Writings of the general word's body

Monday, September 24, 2007

Naija Uncovered

I sometimes buy Nigerian ‘Soft Sell’ magazines. Soft porn in words if not necessarily in images, is what they are. If you want to know the low-down-dirty about Nigerian ‘high’ society and the desperately aspirational, it’s on the pages of these magazines you'll find it. They specialise in lurid headlines backed by salaciously vague details. There is room for everything – from sexual deviations to financial misappropriations to the fashionably clueless celebrated as trend-setters to the macabre. Some seriously criminal things are presented as tittle-tattle and the responsible reader is left wondering, 'Shouldn't the police be interested in this?' - see the headline about an Army Captain who allegedly bathed his children in acid ('Hey, I am the law!' the Army Captain would no doubt retort).

_COMPLETE THE FOLLOWING:_
1. According to the blog post on Nigerian "Soft Sell" magazines, what do these magazines specialize in?
2. Carry on the blog post on Nigerian "Soft Sell" magazines from its final sentence.
The data that follows comes from a separate source.

_DATASET EXTRACT:_
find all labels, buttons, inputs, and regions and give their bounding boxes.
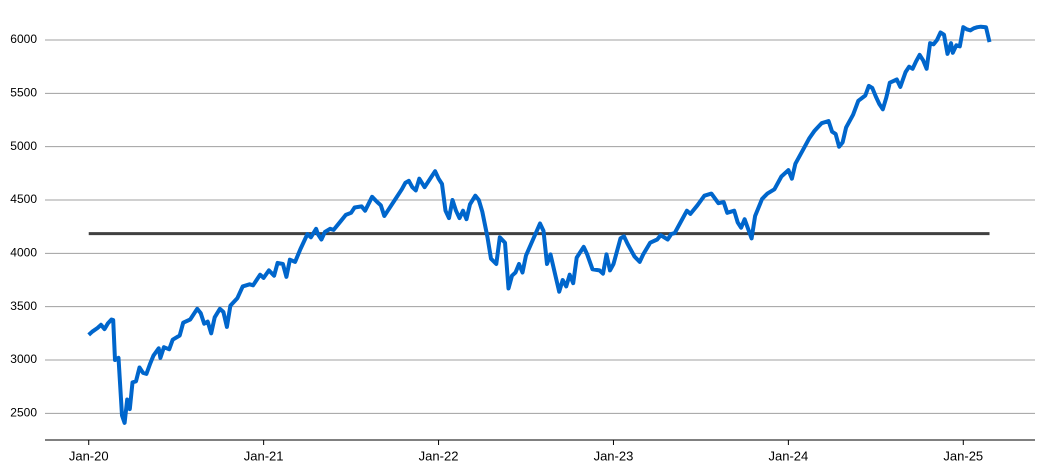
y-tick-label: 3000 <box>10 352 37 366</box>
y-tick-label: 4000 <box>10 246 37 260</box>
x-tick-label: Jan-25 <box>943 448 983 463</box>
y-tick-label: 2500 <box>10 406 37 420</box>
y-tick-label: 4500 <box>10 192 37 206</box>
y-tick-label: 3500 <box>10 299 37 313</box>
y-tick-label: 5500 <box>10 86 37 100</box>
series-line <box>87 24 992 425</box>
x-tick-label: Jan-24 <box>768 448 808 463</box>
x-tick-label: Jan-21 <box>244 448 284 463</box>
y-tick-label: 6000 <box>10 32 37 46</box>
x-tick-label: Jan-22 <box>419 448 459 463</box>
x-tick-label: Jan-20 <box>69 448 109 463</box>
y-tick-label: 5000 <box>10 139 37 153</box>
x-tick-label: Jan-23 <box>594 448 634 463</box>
* * *
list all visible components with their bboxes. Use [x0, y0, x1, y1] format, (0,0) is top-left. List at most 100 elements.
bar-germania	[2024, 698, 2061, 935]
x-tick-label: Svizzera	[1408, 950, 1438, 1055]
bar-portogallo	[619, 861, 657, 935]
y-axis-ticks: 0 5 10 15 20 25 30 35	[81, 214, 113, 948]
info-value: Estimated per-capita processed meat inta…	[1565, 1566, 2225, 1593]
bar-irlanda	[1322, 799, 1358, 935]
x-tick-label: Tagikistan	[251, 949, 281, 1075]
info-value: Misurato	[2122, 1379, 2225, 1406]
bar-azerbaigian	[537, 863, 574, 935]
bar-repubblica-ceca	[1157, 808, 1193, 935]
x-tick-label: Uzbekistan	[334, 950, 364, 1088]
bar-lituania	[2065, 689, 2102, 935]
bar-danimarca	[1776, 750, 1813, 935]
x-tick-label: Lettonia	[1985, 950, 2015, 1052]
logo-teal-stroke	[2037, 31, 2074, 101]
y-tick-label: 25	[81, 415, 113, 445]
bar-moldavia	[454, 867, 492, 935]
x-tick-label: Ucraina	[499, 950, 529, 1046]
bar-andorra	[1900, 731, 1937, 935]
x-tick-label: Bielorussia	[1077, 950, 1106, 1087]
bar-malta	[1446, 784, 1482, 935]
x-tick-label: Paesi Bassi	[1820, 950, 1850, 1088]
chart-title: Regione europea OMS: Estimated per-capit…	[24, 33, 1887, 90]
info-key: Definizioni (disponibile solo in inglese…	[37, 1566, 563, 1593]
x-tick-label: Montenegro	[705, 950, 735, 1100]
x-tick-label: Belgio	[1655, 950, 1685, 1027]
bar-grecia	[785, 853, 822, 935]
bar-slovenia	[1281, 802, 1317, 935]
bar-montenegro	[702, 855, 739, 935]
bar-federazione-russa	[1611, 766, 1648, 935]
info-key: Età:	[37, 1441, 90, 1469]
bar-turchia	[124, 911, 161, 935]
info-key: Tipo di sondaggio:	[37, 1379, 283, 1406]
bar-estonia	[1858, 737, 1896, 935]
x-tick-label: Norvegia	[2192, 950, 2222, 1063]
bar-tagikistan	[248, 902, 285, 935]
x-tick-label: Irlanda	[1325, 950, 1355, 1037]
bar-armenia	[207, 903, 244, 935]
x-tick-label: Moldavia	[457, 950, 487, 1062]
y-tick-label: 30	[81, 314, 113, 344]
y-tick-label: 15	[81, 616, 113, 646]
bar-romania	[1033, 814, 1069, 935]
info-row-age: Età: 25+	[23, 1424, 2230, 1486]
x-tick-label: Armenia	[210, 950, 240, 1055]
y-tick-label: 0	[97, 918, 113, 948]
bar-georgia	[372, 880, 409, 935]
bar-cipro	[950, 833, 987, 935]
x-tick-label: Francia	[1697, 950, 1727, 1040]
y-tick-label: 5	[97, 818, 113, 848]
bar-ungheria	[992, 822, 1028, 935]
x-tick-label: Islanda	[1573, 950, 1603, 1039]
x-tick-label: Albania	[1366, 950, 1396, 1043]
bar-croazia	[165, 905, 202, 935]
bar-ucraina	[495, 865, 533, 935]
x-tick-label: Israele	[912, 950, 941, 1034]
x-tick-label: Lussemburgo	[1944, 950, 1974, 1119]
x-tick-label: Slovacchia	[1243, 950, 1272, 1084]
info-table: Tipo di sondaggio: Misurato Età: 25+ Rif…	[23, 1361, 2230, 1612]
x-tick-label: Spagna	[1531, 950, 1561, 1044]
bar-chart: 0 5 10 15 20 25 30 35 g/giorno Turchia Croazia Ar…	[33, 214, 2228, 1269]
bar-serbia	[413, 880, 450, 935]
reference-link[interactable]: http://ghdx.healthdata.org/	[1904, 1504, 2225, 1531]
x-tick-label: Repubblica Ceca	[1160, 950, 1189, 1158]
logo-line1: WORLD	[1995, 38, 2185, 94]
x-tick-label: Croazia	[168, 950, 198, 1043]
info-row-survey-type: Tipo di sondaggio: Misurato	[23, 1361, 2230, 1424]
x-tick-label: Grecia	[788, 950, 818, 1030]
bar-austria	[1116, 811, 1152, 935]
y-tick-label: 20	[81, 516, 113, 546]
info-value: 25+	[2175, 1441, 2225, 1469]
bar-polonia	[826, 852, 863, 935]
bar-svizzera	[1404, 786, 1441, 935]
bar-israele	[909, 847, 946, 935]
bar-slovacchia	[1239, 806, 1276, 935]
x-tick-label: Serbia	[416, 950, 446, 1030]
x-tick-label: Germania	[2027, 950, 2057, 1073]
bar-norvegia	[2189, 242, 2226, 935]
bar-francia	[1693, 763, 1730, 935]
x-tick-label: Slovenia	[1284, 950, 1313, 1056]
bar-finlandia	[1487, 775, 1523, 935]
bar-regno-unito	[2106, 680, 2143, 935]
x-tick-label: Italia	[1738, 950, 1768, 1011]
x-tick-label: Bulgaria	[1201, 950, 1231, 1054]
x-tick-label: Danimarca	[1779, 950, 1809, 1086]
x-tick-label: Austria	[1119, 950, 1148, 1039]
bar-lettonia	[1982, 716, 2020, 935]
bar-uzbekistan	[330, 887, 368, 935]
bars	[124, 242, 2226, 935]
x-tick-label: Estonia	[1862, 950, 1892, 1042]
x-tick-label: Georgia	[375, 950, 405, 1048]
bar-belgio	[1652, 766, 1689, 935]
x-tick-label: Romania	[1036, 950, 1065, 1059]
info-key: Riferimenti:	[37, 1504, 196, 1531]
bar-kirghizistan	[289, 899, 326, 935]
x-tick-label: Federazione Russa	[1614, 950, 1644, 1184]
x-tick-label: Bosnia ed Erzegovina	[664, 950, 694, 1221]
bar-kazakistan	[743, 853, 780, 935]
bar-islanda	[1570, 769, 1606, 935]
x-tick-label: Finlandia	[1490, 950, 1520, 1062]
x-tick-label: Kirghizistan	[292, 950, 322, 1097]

_RESPONSES TO THE EXERCISE:_
1. They specialize in lurid headlines backed by salaciously vague details.

2.
Which politicians have taken blood oaths at which shrines, which society ‘Madam’ or ‘Big Girl’ or ‘Big Boy’ (Big Girl/Boy can mean anything from hotshot businessman/woman to banker-sluts - *Naija is the only country in the world where young women become 'celebrities' just because they work in a bank; go figure!* - to glorified prostitute to drug baron/mule to kept man/woman to 419 Fraudster/scammer) fought this Big Boy/Girl over which Big Girl/Boy. Confused? Yeah, it can get like that. Nothing is off limits: ritual murders, which tycoon sleeps with his daughter, the lot. The weird and deviously wonderful. Even would-be Imam/Pastor-celebrities get whole pages to peddle their faiths.

All done in a fawning way that does not actually offend or alienate any ‘celebrity’. Soft Sells love celebrities and the bogusly rich. They are masters of the crude innuendo. Awash with insinuations, often blatantly so. Whenever I want Naija uncovered in all its vainglory, I go to the nearest stockists and get a couple of Soft Sells. Browsing through them on the London Underground, I think how bemused my co-passengers must be at these oddly shaped publications with lurid (sometimes gory) headlines and colours. If I'm feeling shy I fold the cover page away. The Soft Sells are a genre to themselves, and they mushroom by the week... so people must be reading, including occasionally me.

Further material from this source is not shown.